WORK REQUIRED: Extract each line of the data and write it out again exactly.

======== SUPPLIED RECORDS ========

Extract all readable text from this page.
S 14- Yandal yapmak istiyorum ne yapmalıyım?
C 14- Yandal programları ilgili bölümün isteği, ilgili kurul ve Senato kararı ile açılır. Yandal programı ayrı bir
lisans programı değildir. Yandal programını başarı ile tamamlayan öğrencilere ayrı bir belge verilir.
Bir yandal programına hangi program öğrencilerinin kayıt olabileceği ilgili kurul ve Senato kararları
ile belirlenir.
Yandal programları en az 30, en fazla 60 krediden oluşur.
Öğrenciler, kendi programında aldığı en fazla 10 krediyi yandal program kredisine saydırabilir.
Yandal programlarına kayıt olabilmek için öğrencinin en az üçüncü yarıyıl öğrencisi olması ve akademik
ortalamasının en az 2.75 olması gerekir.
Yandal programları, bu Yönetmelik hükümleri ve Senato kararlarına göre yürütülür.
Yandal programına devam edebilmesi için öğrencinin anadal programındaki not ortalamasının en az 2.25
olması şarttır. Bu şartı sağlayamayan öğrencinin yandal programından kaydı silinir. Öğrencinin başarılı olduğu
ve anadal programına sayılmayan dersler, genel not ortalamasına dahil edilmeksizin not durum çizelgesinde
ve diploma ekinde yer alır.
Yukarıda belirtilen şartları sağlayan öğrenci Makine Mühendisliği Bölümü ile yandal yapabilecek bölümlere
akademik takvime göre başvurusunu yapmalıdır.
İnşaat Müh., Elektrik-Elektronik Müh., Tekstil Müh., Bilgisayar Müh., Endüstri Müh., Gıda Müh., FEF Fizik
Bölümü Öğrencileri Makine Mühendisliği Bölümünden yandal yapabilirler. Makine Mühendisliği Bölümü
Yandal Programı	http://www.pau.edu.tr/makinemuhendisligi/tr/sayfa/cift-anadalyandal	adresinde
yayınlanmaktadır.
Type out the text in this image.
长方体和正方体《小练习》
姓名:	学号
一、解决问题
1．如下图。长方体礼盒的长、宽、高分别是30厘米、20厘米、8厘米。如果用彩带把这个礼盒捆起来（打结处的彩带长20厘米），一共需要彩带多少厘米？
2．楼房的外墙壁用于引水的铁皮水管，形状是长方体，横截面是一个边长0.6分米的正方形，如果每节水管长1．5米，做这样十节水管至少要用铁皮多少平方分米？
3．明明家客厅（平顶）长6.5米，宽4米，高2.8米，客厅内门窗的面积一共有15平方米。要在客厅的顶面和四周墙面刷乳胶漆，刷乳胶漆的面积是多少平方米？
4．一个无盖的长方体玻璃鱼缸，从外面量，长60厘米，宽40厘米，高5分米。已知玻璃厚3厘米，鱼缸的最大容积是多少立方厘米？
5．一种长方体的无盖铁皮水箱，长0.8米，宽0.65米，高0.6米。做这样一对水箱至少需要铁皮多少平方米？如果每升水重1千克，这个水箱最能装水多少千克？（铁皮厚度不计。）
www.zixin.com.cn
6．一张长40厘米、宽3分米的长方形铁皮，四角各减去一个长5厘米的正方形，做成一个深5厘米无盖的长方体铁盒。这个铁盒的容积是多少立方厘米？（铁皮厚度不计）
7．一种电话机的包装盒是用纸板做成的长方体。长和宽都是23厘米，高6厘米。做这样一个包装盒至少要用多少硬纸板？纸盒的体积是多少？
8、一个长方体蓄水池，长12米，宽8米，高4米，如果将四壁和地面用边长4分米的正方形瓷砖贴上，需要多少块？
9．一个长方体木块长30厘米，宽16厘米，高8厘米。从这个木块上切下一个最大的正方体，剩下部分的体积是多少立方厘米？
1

========

CORRECT RESPONSE:
Extract all readable text from this page.
S 14- Yandal yapmak istiyorum ne yapmalıyım?
C 14- Yandal programları ilgili bölümün isteği, ilgili kurul ve Senato kararı ile açılır. Yandal programı ayrı bir
lisans programı değildir. Yandal programını başarı ile tamamlayan öğrencilere ayrı bir belge verilir.
Bir yandal programına hangi program öğrencilerinin kayıt olabileceği ilgili kurul ve Senato kararları
ile belirlenir.
Yandal programları en az 30, en fazla 60 krediden oluşur.
Öğrenciler, kendi programında aldığı en fazla 10 krediyi yandal program kredisine saydırabilir.
Yandal programlarına kayıt olabilmek için öğrencinin en az üçüncü yarıyıl öğrencisi olması ve akademik
ortalamasının en az 2.75 olması gerekir.
Yandal programları, bu Yönetmelik hükümleri ve Senato kararlarına göre yürütülür.
Yandal programına devam edebilmesi için öğrencinin anadal programındaki not ortalamasının en az 2.25
olması şarttır. Bu şartı sağlayamayan öğrencinin yandal programından kaydı silinir. Öğrencinin başarılı olduğu
ve anadal programına sayılmayan dersler, genel not ortalamasına dahil edilmeksizin not durum çizelgesinde
ve diploma ekinde yer alır.
Yukarıda belirtilen şartları sağlayan öğrenci Makine Mühendisliği Bölümü ile yandal yapabilecek bölümlere
akademik takvime göre başvurusunu yapmalıdır.
İnşaat Müh., Elektrik-Elektronik Müh., Tekstil Müh., Bilgisayar Müh., Endüstri Müh., Gıda Müh., FEF Fizik
Bölümü Öğrencileri Makine Mühendisliği Bölümünden yandal yapabilirler. Makine Mühendisliği Bölümü
Yandal Programı	http://www.pau.edu.tr/makinemuhendisligi/tr/sayfa/cift-anadalyandal	adresinde
yayınlanmaktadır.
Type out the text in this image.
长方体和正方体《小练习》
姓名:	学号
一、解决问题
1．如下图。长方体礼盒的长、宽、高分别是30厘米、20厘米、8厘米。如果用彩带把这个礼盒捆起来（打结处的彩带长20厘米），一共需要彩带多少厘米？
2．楼房的外墙壁用于引水的铁皮水管，形状是长方体，横截面是一个边长0.6分米的正方形，如果每节水管长1．5米，做这样十节水管至少要用铁皮多少平方分米？
3．明明家客厅（平顶）长6.5米，宽4米，高2.8米，客厅内门窗的面积一共有15平方米。要在客厅的顶面和四周墙面刷乳胶漆，刷乳胶漆的面积是多少平方米？
4．一个无盖的长方体玻璃鱼缸，从外面量，长60厘米，宽40厘米，高5分米。已知玻璃厚3厘米，鱼缸的最大容积是多少立方厘米？
5．一种长方体的无盖铁皮水箱，长0.8米，宽0.65米，高0.6米。做这样一对水箱至少需要铁皮多少平方米？如果每升水重1千克，这个水箱最能装水多少千克？（铁皮厚度不计。）
www.zixin.com.cn
6．一张长40厘米、宽3分米的长方形铁皮，四角各减去一个长5厘米的正方形，做成一个深5厘米无盖的长方体铁盒。这个铁盒的容积是多少立方厘米？（铁皮厚度不计）
7．一种电话机的包装盒是用纸板做成的长方体。长和宽都是23厘米，高6厘米。做这样一个包装盒至少要用多少硬纸板？纸盒的体积是多少？
8、一个长方体蓄水池，长12米，宽8米，高4米，如果将四壁和地面用边长4分米的正方形瓷砖贴上，需要多少块？
9．一个长方体木块长30厘米，宽16厘米，高8厘米。从这个木块上切下一个最大的正方体，剩下部分的体积是多少立方厘米？
1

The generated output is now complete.